- **INSTRUCTIONS FOR THE TASK**: From the material below, list every line containing "BODY".

** START LISTED ENTRIES **

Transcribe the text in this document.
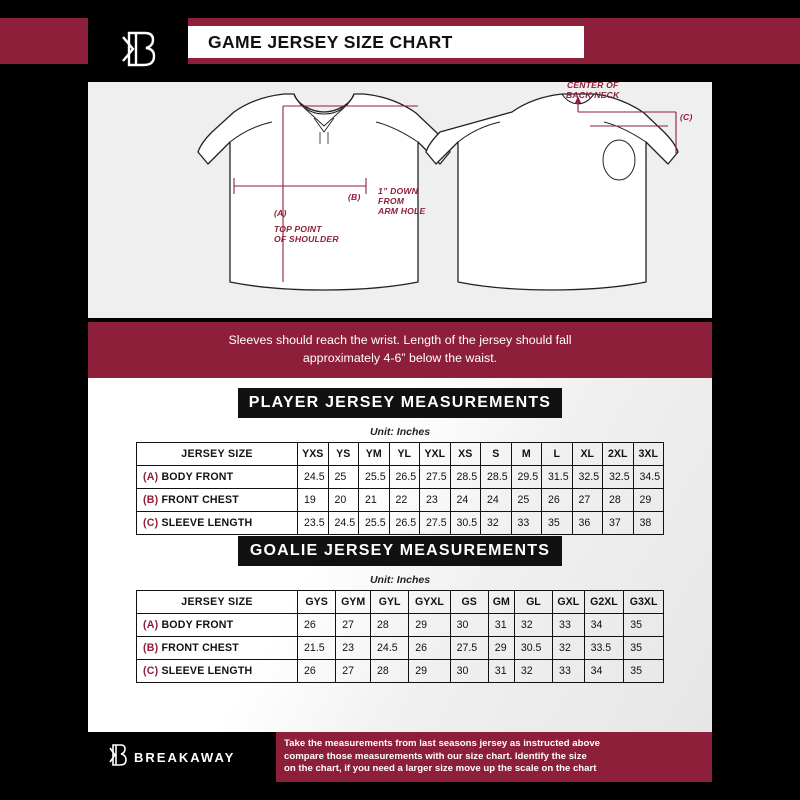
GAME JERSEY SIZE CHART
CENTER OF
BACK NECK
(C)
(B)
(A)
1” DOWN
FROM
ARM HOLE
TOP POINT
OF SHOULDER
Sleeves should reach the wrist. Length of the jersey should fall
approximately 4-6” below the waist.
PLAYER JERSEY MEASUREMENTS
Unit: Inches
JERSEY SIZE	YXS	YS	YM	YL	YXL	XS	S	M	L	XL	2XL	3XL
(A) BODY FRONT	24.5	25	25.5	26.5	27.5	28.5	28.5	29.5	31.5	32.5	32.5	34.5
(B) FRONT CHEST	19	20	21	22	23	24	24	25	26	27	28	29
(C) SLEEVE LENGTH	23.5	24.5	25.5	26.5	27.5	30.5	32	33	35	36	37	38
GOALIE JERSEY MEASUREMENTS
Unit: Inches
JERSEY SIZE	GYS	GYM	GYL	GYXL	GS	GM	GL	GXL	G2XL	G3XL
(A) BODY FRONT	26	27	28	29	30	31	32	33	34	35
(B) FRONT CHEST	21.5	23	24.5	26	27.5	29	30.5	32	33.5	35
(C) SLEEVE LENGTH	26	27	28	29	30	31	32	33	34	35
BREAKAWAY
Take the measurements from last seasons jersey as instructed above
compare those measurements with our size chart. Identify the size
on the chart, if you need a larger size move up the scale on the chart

** END LISTED ENTRIES **

- **IN RESPONSE**:
(A) BODY FRONT	24.5	25	25.5	26.5	27.5	28.5	28.5	29.5	31.5	32.5	32.5	34.5
(A) BODY FRONT	26	27	28	29	30	31	32	33	34	35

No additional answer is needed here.